** START Material to process **

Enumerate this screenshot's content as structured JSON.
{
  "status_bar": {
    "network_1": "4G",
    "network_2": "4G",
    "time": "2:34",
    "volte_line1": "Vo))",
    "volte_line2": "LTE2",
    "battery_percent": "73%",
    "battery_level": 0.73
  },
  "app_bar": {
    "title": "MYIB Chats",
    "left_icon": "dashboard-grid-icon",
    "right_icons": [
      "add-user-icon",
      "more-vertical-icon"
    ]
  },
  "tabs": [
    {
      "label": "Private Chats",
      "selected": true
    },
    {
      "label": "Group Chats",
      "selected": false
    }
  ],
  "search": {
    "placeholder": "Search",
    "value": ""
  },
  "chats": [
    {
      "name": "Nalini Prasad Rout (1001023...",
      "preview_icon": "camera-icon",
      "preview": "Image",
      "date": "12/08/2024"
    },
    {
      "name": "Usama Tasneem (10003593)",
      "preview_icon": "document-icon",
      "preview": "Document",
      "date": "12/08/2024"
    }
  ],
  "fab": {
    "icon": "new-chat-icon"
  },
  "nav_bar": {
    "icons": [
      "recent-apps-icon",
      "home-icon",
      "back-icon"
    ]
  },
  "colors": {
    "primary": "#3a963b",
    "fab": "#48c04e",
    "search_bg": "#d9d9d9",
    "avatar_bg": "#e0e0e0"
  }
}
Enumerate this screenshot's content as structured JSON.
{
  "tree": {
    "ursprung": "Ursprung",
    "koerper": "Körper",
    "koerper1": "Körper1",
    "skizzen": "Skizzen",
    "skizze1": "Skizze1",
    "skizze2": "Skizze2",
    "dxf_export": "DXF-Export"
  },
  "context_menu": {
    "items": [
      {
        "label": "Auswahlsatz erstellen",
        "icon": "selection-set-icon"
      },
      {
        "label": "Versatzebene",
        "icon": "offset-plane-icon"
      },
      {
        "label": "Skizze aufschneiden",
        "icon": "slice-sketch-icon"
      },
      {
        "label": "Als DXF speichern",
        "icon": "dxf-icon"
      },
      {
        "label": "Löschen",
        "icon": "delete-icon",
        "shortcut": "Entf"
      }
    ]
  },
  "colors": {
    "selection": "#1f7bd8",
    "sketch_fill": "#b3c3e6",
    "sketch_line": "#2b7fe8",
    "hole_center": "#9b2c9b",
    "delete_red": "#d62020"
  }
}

** END Material to process **

■ **Problem description**
Retype the whole listing above exactly.

■ **The result**
Enumerate this screenshot's content as structured JSON.
{
  "status_bar": {
    "network_1": "4G",
    "network_2": "4G",
    "time": "2:34",
    "volte_line1": "Vo))",
    "volte_line2": "LTE2",
    "battery_percent": "73%",
    "battery_level": 0.73
  },
  "app_bar": {
    "title": "MYIB Chats",
    "left_icon": "dashboard-grid-icon",
    "right_icons": [
      "add-user-icon",
      "more-vertical-icon"
    ]
  },
  "tabs": [
    {
      "label": "Private Chats",
      "selected": true
    },
    {
      "label": "Group Chats",
      "selected": false
    }
  ],
  "search": {
    "placeholder": "Search",
    "value": ""
  },
  "chats": [
    {
      "name": "Nalini Prasad Rout (1001023...",
      "preview_icon": "camera-icon",
      "preview": "Image",
      "date": "12/08/2024"
    },
    {
      "name": "Usama Tasneem (10003593)",
      "preview_icon": "document-icon",
      "preview": "Document",
      "date": "12/08/2024"
    }
  ],
  "fab": {
    "icon": "new-chat-icon"
  },
  "nav_bar": {
    "icons": [
      "recent-apps-icon",
      "home-icon",
      "back-icon"
    ]
  },
  "colors": {
    "primary": "#3a963b",
    "fab": "#48c04e",
    "search_bg": "#d9d9d9",
    "avatar_bg": "#e0e0e0"
  }
}
Enumerate this screenshot's content as structured JSON.
{
  "tree": {
    "ursprung": "Ursprung",
    "koerper": "Körper",
    "koerper1": "Körper1",
    "skizzen": "Skizzen",
    "skizze1": "Skizze1",
    "skizze2": "Skizze2",
    "dxf_export": "DXF-Export"
  },
  "context_menu": {
    "items": [
      {
        "label": "Auswahlsatz erstellen",
        "icon": "selection-set-icon"
      },
      {
        "label": "Versatzebene",
        "icon": "offset-plane-icon"
      },
      {
        "label": "Skizze aufschneiden",
        "icon": "slice-sketch-icon"
      },
      {
        "label": "Als DXF speichern",
        "icon": "dxf-icon"
      },
      {
        "label": "Löschen",
        "icon": "delete-icon",
        "shortcut": "Entf"
      }
    ]
  },
  "colors": {
    "selection": "#1f7bd8",
    "sketch_fill": "#b3c3e6",
    "sketch_line": "#2b7fe8",
    "hole_center": "#9b2c9b",
    "delete_red": "#d62020"
  }
}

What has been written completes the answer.